■ **REQUIRED WORK**: Using the listing below, copy every line that mentions "Corel".

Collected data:
·····

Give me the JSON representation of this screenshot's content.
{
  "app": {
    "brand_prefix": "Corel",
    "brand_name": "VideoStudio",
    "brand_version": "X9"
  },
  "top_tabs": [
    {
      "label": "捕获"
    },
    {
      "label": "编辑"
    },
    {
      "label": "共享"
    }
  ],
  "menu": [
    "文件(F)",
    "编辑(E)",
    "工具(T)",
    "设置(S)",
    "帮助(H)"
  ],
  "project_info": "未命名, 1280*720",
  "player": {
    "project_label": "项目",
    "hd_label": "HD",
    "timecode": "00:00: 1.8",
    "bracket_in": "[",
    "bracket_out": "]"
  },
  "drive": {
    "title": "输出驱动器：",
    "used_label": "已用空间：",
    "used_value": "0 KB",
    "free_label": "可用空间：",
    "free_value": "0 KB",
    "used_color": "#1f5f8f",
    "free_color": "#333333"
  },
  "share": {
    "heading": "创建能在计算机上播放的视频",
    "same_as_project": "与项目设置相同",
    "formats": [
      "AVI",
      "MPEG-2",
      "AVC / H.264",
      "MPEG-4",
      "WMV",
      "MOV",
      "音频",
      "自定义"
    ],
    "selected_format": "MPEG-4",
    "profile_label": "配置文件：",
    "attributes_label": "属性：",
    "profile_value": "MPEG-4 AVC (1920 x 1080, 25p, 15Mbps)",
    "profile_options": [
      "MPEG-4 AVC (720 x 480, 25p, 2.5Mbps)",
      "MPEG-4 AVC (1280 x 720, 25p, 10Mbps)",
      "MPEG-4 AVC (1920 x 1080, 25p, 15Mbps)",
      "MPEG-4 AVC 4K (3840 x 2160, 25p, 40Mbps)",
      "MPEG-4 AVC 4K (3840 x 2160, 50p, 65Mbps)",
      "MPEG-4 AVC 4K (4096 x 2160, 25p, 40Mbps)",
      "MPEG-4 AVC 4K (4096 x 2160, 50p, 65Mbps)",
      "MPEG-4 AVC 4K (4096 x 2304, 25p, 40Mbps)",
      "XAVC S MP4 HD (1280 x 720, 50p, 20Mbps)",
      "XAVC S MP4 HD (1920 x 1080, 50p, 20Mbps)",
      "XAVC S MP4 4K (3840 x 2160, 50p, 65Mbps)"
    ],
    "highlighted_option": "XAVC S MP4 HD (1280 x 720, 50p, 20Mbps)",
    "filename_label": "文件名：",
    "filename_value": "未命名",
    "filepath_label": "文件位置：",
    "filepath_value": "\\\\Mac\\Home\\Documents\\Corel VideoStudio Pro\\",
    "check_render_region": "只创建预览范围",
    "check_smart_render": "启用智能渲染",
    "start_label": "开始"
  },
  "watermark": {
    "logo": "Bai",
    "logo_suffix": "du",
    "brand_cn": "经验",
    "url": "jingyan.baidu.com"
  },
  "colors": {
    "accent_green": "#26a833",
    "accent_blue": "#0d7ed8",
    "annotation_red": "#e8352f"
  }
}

·····

■ **ANSWER IN FULL**:
    "brand_prefix": "Corel",
    "filepath_value": "\\\\Mac\\Home\\Documents\\Corel VideoStudio Pro\\",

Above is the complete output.